====== INPUT ======
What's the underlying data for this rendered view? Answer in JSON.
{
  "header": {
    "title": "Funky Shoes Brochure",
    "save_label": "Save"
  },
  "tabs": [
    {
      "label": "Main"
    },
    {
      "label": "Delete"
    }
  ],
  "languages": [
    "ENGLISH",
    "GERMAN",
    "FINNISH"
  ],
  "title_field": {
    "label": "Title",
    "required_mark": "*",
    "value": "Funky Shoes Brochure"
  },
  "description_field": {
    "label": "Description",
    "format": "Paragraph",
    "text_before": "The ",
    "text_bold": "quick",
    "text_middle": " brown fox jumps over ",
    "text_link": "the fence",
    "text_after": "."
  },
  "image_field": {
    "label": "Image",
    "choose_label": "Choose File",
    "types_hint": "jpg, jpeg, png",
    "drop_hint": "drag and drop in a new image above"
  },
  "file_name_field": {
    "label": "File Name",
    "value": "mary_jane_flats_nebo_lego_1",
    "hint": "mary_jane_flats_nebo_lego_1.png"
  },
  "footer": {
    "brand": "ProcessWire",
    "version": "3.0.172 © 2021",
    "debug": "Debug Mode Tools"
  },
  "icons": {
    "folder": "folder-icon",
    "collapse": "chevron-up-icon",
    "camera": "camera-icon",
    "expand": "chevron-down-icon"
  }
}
======
* _STATED TASK_: Exact output of every entry is required.

* _EXERCISE OUTPUT_:
What's the underlying data for this rendered view? Answer in JSON.
{
  "header": {
    "title": "Funky Shoes Brochure",
    "save_label": "Save"
  },
  "tabs": [
    {
      "label": "Main"
    },
    {
      "label": "Delete"
    }
  ],
  "languages": [
    "ENGLISH",
    "GERMAN",
    "FINNISH"
  ],
  "title_field": {
    "label": "Title",
    "required_mark": "*",
    "value": "Funky Shoes Brochure"
  },
  "description_field": {
    "label": "Description",
    "format": "Paragraph",
    "text_before": "The ",
    "text_bold": "quick",
    "text_middle": " brown fox jumps over ",
    "text_link": "the fence",
    "text_after": "."
  },
  "image_field": {
    "label": "Image",
    "choose_label": "Choose File",
    "types_hint": "jpg, jpeg, png",
    "drop_hint": "drag and drop in a new image above"
  },
  "file_name_field": {
    "label": "File Name",
    "value": "mary_jane_flats_nebo_lego_1",
    "hint": "mary_jane_flats_nebo_lego_1.png"
  },
  "footer": {
    "brand": "ProcessWire",
    "version": "3.0.172 © 2021",
    "debug": "Debug Mode Tools"
  },
  "icons": {
    "folder": "folder-icon",
    "collapse": "chevron-up-icon",
    "camera": "camera-icon",
    "expand": "chevron-down-icon"
  }
}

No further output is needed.